State how many lines of the data contain the word "name", and write nothing besides the number.

_DATA LISTING_:
+++
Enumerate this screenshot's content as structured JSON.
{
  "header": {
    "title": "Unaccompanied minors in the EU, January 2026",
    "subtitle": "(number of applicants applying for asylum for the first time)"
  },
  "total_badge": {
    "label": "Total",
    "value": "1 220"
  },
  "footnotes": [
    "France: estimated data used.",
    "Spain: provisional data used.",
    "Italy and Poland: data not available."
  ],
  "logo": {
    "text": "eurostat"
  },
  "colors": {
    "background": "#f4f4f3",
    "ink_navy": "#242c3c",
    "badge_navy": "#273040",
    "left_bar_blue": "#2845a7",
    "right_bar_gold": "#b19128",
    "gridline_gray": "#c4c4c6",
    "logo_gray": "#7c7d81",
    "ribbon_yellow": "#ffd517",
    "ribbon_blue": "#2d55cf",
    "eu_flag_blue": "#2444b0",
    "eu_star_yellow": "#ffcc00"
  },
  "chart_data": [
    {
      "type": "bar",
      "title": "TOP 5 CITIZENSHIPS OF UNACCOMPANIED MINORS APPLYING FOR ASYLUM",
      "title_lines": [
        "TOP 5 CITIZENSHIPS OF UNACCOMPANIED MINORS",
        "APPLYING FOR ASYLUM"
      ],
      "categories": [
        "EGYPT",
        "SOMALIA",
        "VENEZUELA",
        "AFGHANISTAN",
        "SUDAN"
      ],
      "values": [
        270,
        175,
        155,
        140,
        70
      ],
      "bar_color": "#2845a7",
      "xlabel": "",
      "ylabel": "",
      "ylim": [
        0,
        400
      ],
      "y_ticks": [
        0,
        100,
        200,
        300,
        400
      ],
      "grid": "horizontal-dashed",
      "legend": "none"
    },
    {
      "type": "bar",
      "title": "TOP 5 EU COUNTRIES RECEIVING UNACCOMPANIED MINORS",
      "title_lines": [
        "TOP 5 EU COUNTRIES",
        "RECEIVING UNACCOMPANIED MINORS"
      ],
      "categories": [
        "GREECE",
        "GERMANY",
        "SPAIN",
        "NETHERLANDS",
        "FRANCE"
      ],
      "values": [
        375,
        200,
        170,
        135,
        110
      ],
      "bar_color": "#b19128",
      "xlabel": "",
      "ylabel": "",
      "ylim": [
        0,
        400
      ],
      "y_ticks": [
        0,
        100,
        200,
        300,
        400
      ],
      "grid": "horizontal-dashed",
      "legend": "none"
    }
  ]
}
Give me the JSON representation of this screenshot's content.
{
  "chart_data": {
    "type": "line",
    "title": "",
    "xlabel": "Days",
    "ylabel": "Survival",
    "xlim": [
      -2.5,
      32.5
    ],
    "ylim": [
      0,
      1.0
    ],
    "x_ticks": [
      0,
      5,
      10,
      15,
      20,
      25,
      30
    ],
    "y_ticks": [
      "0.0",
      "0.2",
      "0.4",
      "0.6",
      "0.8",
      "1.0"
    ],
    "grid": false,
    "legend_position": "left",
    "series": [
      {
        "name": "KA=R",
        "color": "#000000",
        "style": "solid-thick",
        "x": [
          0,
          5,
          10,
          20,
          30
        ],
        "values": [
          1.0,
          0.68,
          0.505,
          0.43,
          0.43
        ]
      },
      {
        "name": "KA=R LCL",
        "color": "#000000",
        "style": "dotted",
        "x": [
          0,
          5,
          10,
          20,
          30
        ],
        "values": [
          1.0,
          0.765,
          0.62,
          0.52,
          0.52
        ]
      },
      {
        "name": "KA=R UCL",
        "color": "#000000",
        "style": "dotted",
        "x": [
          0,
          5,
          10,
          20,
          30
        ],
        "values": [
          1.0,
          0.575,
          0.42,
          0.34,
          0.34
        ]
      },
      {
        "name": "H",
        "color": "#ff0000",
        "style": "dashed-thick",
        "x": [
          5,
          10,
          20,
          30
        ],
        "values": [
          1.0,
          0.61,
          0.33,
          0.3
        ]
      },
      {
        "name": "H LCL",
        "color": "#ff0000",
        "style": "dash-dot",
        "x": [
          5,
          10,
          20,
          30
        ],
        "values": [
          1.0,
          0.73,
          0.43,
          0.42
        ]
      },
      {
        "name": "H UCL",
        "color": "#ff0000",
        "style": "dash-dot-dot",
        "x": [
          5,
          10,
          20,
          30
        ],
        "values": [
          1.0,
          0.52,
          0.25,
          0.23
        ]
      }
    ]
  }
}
+++
_WRITTEN ANSWER_:
6